## begin RECORDS FOR THE TASK

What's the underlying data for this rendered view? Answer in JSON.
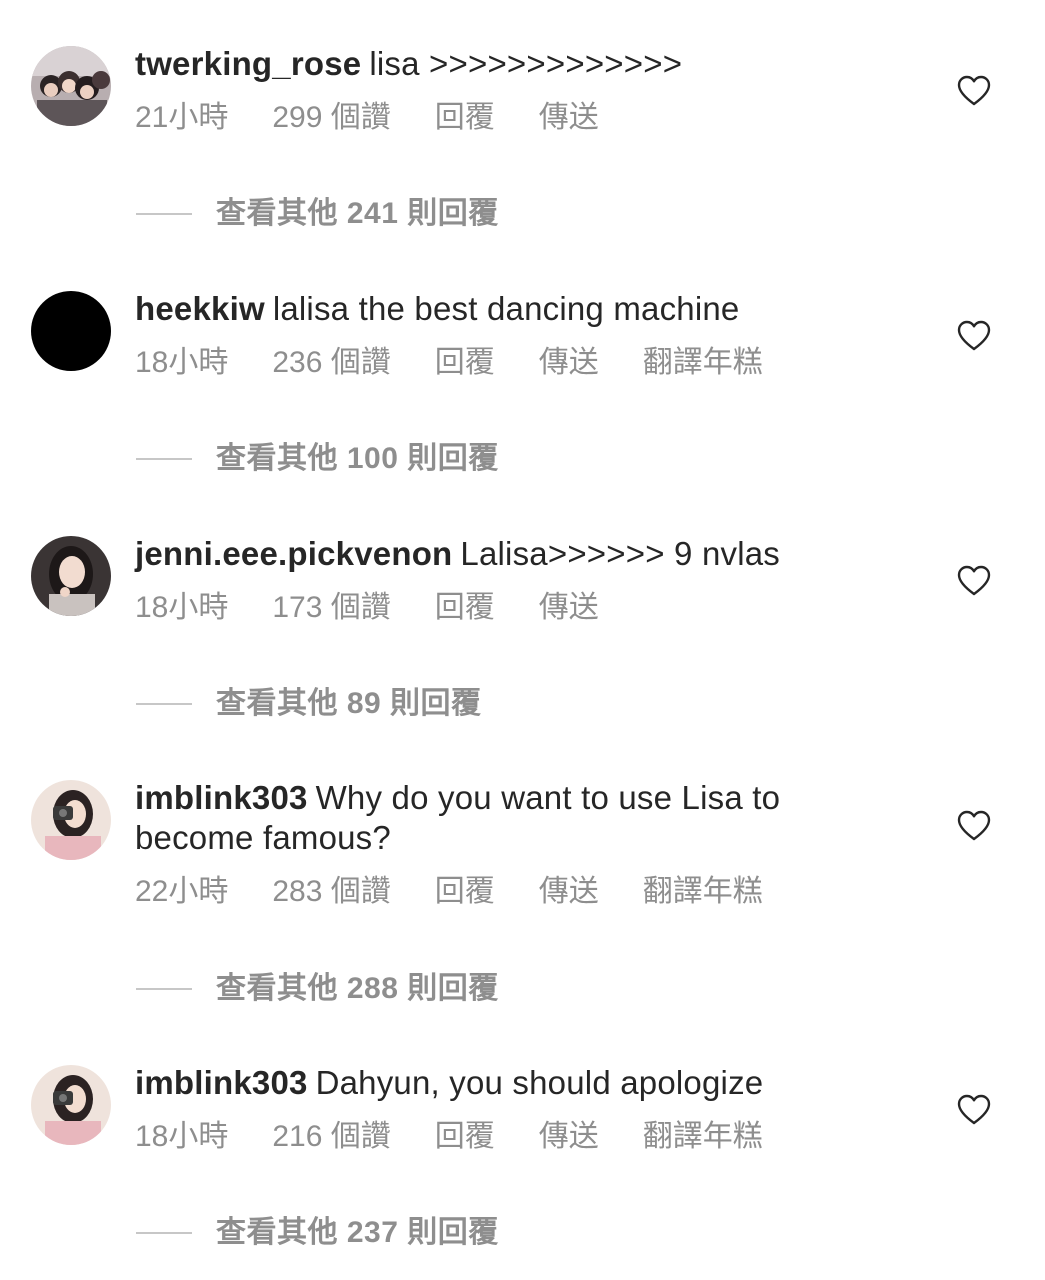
{
  "comments": [
    {
      "username": "twerking_rose",
      "text": "lisa >>>>>>>>>>>>>",
      "time": "21小時",
      "likes": "299 個讚",
      "reply": "回覆",
      "send": "傳送",
      "translate": "",
      "view_replies": "查看其他 241 則回覆",
      "avatar_icon": "group-photo-avatar"
    },
    {
      "username": "heekkiw",
      "text": "lalisa the best dancing machine",
      "time": "18小時",
      "likes": "236 個讚",
      "reply": "回覆",
      "send": "傳送",
      "translate": "翻譯年糕",
      "view_replies": "查看其他 100 則回覆",
      "avatar_icon": "black-circle-avatar"
    },
    {
      "username": "jenni.eee.pickvenon",
      "text": "Lalisa>>>>>> 9 nvlas",
      "time": "18小時",
      "likes": "173 個讚",
      "reply": "回覆",
      "send": "傳送",
      "translate": "",
      "view_replies": "查看其他 89 則回覆",
      "avatar_icon": "portrait-avatar"
    },
    {
      "username": "imblink303",
      "text": "Why do you want to use Lisa to become famous?",
      "time": "22小時",
      "likes": "283 個讚",
      "reply": "回覆",
      "send": "傳送",
      "translate": "翻譯年糕",
      "view_replies": "查看其他 288 則回覆",
      "avatar_icon": "camera-girl-avatar"
    },
    {
      "username": "imblink303",
      "text": "Dahyun, you should apologize",
      "time": "18小時",
      "likes": "216 個讚",
      "reply": "回覆",
      "send": "傳送",
      "translate": "翻譯年糕",
      "view_replies": "查看其他 237 則回覆",
      "avatar_icon": "camera-girl-avatar"
    }
  ],
  "colors": {
    "text": "#262626",
    "meta": "#8e8e8e",
    "divider": "#c7c7c7",
    "background": "#ffffff"
  },
  "icons": {
    "like": "heart-outline-icon"
  }
}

## end RECORDS FOR THE TASK

Using the listing above, return all lines where the word "likes" occurs.

      "likes": "299 個讚",
      "likes": "236 個讚",
      "likes": "173 個讚",
      "likes": "283 個讚",
      "likes": "216 個讚",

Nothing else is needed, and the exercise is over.